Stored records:
□ □ □ □

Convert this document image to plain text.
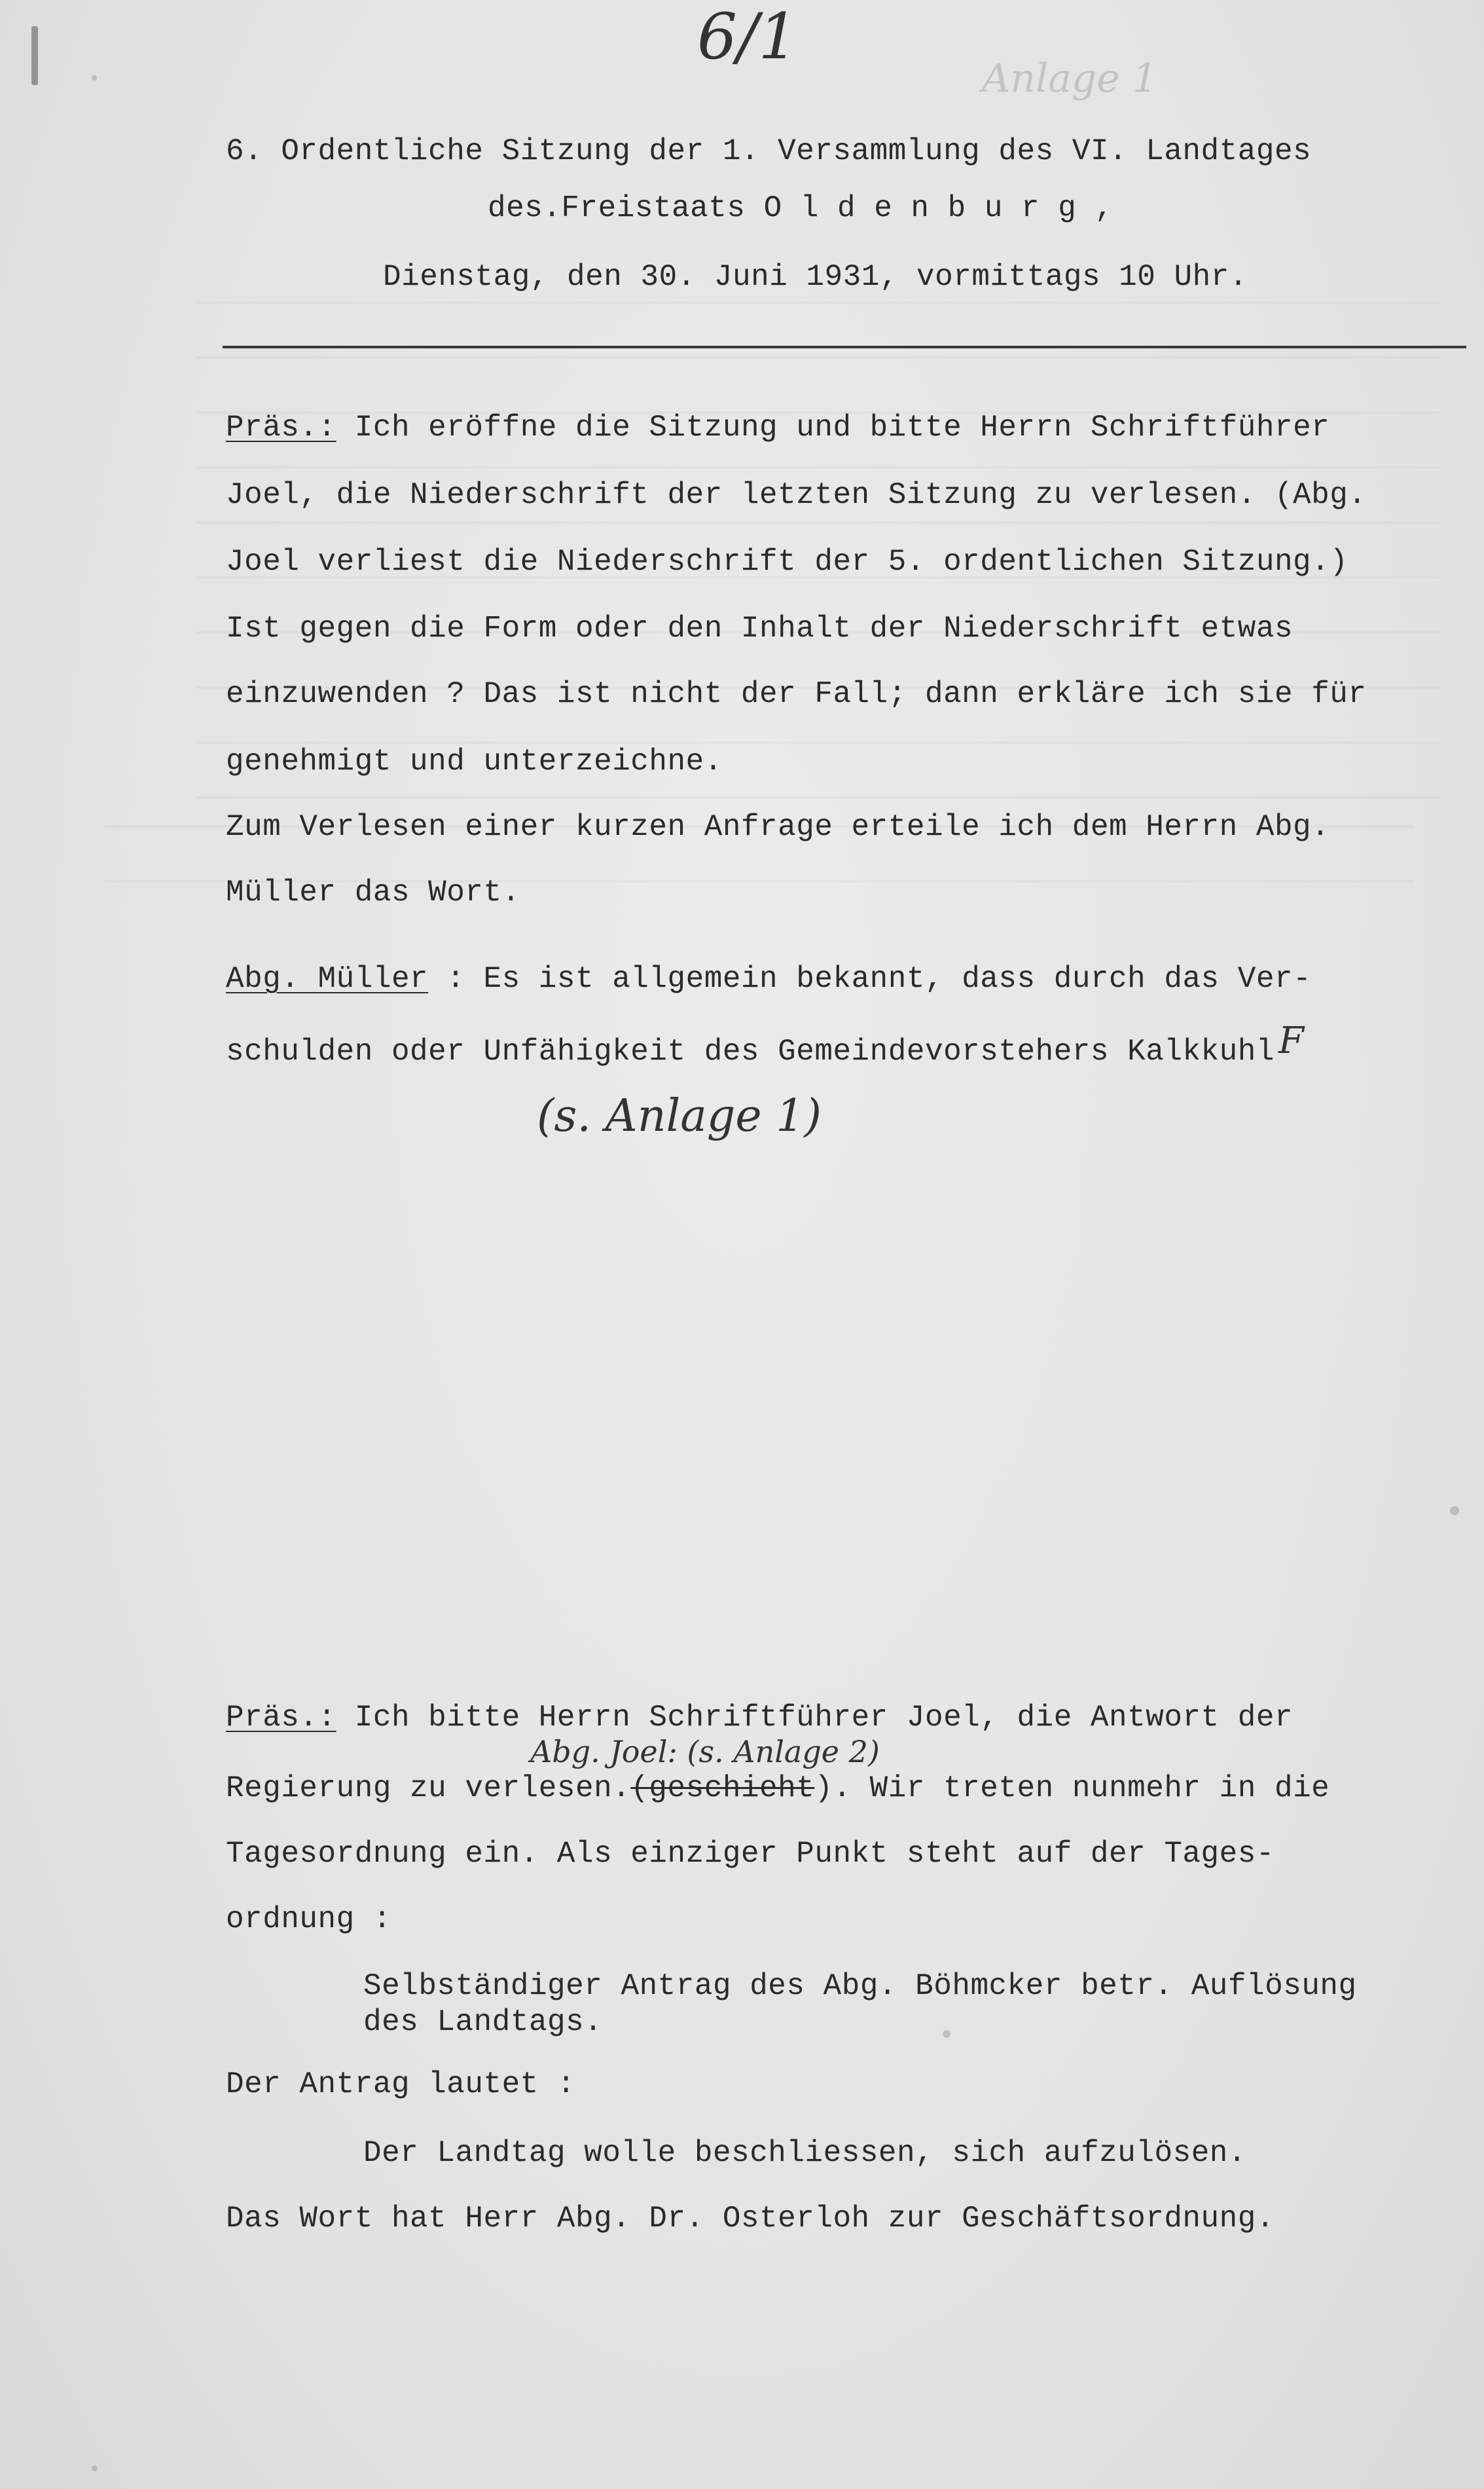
6/1
Anlage 1
6. Ordentliche Sitzung der 1. Versammlung des VI. Landtages
des.Freistaats O l d e n b u r g ,
Dienstag, den 30. Juni 1931, vormittags 10 Uhr.
Präs.: Ich eröffne die Sitzung und bitte Herrn Schriftführer
Joel, die Niederschrift der letzten Sitzung zu verlesen. (Abg.
Joel verliest die Niederschrift der 5. ordentlichen Sitzung.)
Ist gegen die Form oder den Inhalt der Niederschrift etwas
einzuwenden ? Das ist nicht der Fall; dann erkläre ich sie für
genehmigt und unterzeichne.
Zum Verlesen einer kurzen Anfrage erteile ich dem Herrn Abg.
Müller das Wort.
Abg. Müller : Es ist allgemein bekannt, dass durch das Ver-
schulden oder Unfähigkeit des Gemeindevorstehers Kalkkuhl F
(s. Anlage 1)
Präs.: Ich bitte Herrn Schriftführer Joel, die Antwort der
Abg. Joel: (s. Anlage 2)
Regierung zu verlesen.(geschieht). Wir treten nunmehr in die
Tagesordnung ein. Als einziger Punkt steht auf der Tages-
ordnung :
Selbständiger Antrag des Abg. Böhmcker betr. Auflösung
des Landtags.
Der Antrag lautet :
Der Landtag wolle beschliessen, sich aufzulösen.
Das Wort hat Herr Abg. Dr. Osterloh zur Geschäftsordnung.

□ □ □ □

Reproduce the whole listing above word for word, but not its pictures.

FINAL RESULT:
Convert this document image to plain text.
6/1
Anlage 1
6. Ordentliche Sitzung der 1. Versammlung des VI. Landtages
des.Freistaats O l d e n b u r g ,
Dienstag, den 30. Juni 1931, vormittags 10 Uhr.
Präs.: Ich eröffne die Sitzung und bitte Herrn Schriftführer
Joel, die Niederschrift der letzten Sitzung zu verlesen. (Abg.
Joel verliest die Niederschrift der 5. ordentlichen Sitzung.)
Ist gegen die Form oder den Inhalt der Niederschrift etwas
einzuwenden ? Das ist nicht der Fall; dann erkläre ich sie für
genehmigt und unterzeichne.
Zum Verlesen einer kurzen Anfrage erteile ich dem Herrn Abg.
Müller das Wort.
Abg. Müller : Es ist allgemein bekannt, dass durch das Ver-
schulden oder Unfähigkeit des Gemeindevorstehers Kalkkuhl F
(s. Anlage 1)
Präs.: Ich bitte Herrn Schriftführer Joel, die Antwort der
Abg. Joel: (s. Anlage 2)
Regierung zu verlesen.(geschieht). Wir treten nunmehr in die
Tagesordnung ein. Als einziger Punkt steht auf der Tages-
ordnung :
Selbständiger Antrag des Abg. Böhmcker betr. Auflösung
des Landtags.
Der Antrag lautet :
Der Landtag wolle beschliessen, sich aufzulösen.
Das Wort hat Herr Abg. Dr. Osterloh zur Geschäftsordnung.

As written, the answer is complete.